┌────────
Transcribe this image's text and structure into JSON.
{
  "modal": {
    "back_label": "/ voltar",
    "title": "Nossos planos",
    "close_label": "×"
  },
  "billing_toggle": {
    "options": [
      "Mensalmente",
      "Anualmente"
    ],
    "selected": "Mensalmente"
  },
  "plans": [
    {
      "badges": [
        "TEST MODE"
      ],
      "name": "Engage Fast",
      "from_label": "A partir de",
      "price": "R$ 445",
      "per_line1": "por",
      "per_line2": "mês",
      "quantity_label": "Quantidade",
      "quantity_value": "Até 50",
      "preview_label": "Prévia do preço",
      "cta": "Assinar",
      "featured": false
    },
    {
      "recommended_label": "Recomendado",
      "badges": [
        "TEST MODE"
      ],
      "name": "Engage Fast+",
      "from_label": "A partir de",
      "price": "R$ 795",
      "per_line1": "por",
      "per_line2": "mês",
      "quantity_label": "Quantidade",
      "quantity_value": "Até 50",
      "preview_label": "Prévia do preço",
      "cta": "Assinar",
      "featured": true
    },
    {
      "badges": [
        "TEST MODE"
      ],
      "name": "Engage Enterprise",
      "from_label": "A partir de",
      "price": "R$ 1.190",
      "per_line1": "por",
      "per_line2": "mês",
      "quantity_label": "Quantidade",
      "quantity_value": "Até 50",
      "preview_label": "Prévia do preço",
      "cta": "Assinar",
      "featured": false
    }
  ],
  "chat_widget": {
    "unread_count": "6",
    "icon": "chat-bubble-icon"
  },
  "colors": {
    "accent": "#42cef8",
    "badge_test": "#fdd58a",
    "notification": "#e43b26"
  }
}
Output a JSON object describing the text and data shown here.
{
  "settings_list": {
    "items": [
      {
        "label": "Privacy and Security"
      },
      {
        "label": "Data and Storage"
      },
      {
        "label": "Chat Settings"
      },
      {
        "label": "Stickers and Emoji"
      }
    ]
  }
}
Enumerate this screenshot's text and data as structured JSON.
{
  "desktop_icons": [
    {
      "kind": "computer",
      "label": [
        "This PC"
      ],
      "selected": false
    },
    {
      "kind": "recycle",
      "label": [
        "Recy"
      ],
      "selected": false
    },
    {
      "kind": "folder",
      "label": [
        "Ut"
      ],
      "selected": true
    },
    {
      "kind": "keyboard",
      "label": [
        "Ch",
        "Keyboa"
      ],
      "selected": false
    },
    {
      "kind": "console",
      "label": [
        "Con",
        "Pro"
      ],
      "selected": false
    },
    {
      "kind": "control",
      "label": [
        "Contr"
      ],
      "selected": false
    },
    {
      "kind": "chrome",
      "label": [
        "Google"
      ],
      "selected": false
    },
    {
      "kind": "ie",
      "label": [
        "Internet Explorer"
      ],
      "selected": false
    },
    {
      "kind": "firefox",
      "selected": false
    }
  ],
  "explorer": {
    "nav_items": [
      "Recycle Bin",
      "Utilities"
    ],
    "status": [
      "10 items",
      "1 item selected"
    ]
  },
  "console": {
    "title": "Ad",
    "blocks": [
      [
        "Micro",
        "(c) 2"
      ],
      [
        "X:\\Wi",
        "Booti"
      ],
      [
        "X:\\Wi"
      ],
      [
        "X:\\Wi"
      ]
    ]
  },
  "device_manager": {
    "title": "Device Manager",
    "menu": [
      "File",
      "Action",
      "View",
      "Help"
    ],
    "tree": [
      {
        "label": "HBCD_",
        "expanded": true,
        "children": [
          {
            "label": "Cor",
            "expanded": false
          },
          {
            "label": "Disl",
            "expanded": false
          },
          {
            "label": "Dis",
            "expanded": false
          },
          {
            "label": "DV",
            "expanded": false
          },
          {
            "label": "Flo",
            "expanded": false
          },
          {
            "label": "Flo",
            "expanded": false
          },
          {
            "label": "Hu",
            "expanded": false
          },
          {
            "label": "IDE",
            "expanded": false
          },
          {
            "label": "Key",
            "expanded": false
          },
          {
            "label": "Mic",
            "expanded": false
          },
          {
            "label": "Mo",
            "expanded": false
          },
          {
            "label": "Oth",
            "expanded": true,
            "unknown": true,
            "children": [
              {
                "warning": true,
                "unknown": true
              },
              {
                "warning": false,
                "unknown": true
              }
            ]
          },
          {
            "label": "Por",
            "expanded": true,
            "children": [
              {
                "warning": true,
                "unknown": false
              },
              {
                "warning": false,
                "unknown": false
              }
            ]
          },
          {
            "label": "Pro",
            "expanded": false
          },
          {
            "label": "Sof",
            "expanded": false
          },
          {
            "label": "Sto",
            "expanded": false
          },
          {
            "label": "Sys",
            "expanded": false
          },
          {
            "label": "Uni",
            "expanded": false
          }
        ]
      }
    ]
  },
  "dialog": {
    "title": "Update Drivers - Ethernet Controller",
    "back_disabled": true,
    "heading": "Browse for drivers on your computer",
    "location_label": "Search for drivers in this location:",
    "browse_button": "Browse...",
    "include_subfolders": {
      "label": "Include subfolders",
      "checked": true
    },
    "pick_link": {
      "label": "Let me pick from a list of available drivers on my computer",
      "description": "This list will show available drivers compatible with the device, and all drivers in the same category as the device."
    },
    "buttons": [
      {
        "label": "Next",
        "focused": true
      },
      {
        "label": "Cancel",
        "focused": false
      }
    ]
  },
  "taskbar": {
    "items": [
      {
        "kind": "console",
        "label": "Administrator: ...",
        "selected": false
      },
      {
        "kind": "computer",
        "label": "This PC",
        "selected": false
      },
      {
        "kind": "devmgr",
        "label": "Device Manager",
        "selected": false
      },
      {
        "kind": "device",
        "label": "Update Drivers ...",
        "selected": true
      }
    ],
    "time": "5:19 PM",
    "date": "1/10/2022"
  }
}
└────────
> [Task prompt]
Quote the data in full, keeping each word unchanged.

> [Result]
Transcribe this image's text and structure into JSON.
{
  "modal": {
    "back_label": "/ voltar",
    "title": "Nossos planos",
    "close_label": "×"
  },
  "billing_toggle": {
    "options": [
      "Mensalmente",
      "Anualmente"
    ],
    "selected": "Mensalmente"
  },
  "plans": [
    {
      "badges": [
        "TEST MODE"
      ],
      "name": "Engage Fast",
      "from_label": "A partir de",
      "price": "R$ 445",
      "per_line1": "por",
      "per_line2": "mês",
      "quantity_label": "Quantidade",
      "quantity_value": "Até 50",
      "preview_label": "Prévia do preço",
      "cta": "Assinar",
      "featured": false
    },
    {
      "recommended_label": "Recomendado",
      "badges": [
        "TEST MODE"
      ],
      "name": "Engage Fast+",
      "from_label": "A partir de",
      "price": "R$ 795",
      "per_line1": "por",
      "per_line2": "mês",
      "quantity_label": "Quantidade",
      "quantity_value": "Até 50",
      "preview_label": "Prévia do preço",
      "cta": "Assinar",
      "featured": true
    },
    {
      "badges": [
        "TEST MODE"
      ],
      "name": "Engage Enterprise",
      "from_label": "A partir de",
      "price": "R$ 1.190",
      "per_line1": "por",
      "per_line2": "mês",
      "quantity_label": "Quantidade",
      "quantity_value": "Até 50",
      "preview_label": "Prévia do preço",
      "cta": "Assinar",
      "featured": false
    }
  ],
  "chat_widget": {
    "unread_count": "6",
    "icon": "chat-bubble-icon"
  },
  "colors": {
    "accent": "#42cef8",
    "badge_test": "#fdd58a",
    "notification": "#e43b26"
  }
}
Output a JSON object describing the text and data shown here.
{
  "settings_list": {
    "items": [
      {
        "label": "Privacy and Security"
      },
      {
        "label": "Data and Storage"
      },
      {
        "label": "Chat Settings"
      },
      {
        "label": "Stickers and Emoji"
      }
    ]
  }
}
Enumerate this screenshot's text and data as structured JSON.
{
  "desktop_icons": [
    {
      "kind": "computer",
      "label": [
        "This PC"
      ],
      "selected": false
    },
    {
      "kind": "recycle",
      "label": [
        "Recy"
      ],
      "selected": false
    },
    {
      "kind": "folder",
      "label": [
        "Ut"
      ],
      "selected": true
    },
    {
      "kind": "keyboard",
      "label": [
        "Ch",
        "Keyboa"
      ],
      "selected": false
    },
    {
      "kind": "console",
      "label": [
        "Con",
        "Pro"
      ],
      "selected": false
    },
    {
      "kind": "control",
      "label": [
        "Contr"
      ],
      "selected": false
    },
    {
      "kind": "chrome",
      "label": [
        "Google"
      ],
      "selected": false
    },
    {
      "kind": "ie",
      "label": [
        "Internet Explorer"
      ],
      "selected": false
    },
    {
      "kind": "firefox",
      "selected": false
    }
  ],
  "explorer": {
    "nav_items": [
      "Recycle Bin",
      "Utilities"
    ],
    "status": [
      "10 items",
      "1 item selected"
    ]
  },
  "console": {
    "title": "Ad",
    "blocks": [
      [
        "Micro",
        "(c) 2"
      ],
      [
        "X:\\Wi",
        "Booti"
      ],
      [
        "X:\\Wi"
      ],
      [
        "X:\\Wi"
      ]
    ]
  },
  "device_manager": {
    "title": "Device Manager",
    "menu": [
      "File",
      "Action",
      "View",
      "Help"
    ],
    "tree": [
      {
        "label": "HBCD_",
        "expanded": true,
        "children": [
          {
            "label": "Cor",
            "expanded": false
          },
          {
            "label": "Disl",
            "expanded": false
          },
          {
            "label": "Dis",
            "expanded": false
          },
          {
            "label": "DV",
            "expanded": false
          },
          {
            "label": "Flo",
            "expanded": false
          },
          {
            "label": "Flo",
            "expanded": false
          },
          {
            "label": "Hu",
            "expanded": false
          },
          {
            "label": "IDE",
            "expanded": false
          },
          {
            "label": "Key",
            "expanded": false
          },
          {
            "label": "Mic",
            "expanded": false
          },
          {
            "label": "Mo",
            "expanded": false
          },
          {
            "label": "Oth",
            "expanded": true,
            "unknown": true,
            "children": [
              {
                "warning": true,
                "unknown": true
              },
              {
                "warning": false,
                "unknown": true
              }
            ]
          },
          {
            "label": "Por",
            "expanded": true,
            "children": [
              {
                "warning": true,
                "unknown": false
              },
              {
                "warning": false,
                "unknown": false
              }
            ]
          },
          {
            "label": "Pro",
            "expanded": false
          },
          {
            "label": "Sof",
            "expanded": false
          },
          {
            "label": "Sto",
            "expanded": false
          },
          {
            "label": "Sys",
            "expanded": false
          },
          {
            "label": "Uni",
            "expanded": false
          }
        ]
      }
    ]
  },
  "dialog": {
    "title": "Update Drivers - Ethernet Controller",
    "back_disabled": true,
    "heading": "Browse for drivers on your computer",
    "location_label": "Search for drivers in this location:",
    "browse_button": "Browse...",
    "include_subfolders": {
      "label": "Include subfolders",
      "checked": true
    },
    "pick_link": {
      "label": "Let me pick from a list of available drivers on my computer",
      "description": "This list will show available drivers compatible with the device, and all drivers in the same category as the device."
    },
    "buttons": [
      {
        "label": "Next",
        "focused": true
      },
      {
        "label": "Cancel",
        "focused": false
      }
    ]
  },
  "taskbar": {
    "items": [
      {
        "kind": "console",
        "label": "Administrator: ...",
        "selected": false
      },
      {
        "kind": "computer",
        "label": "This PC",
        "selected": false
      },
      {
        "kind": "devmgr",
        "label": "Device Manager",
        "selected": false
      },
      {
        "kind": "device",
        "label": "Update Drivers ...",
        "selected": true
      }
    ],
    "time": "5:19 PM",
    "date": "1/10/2022"
  }
}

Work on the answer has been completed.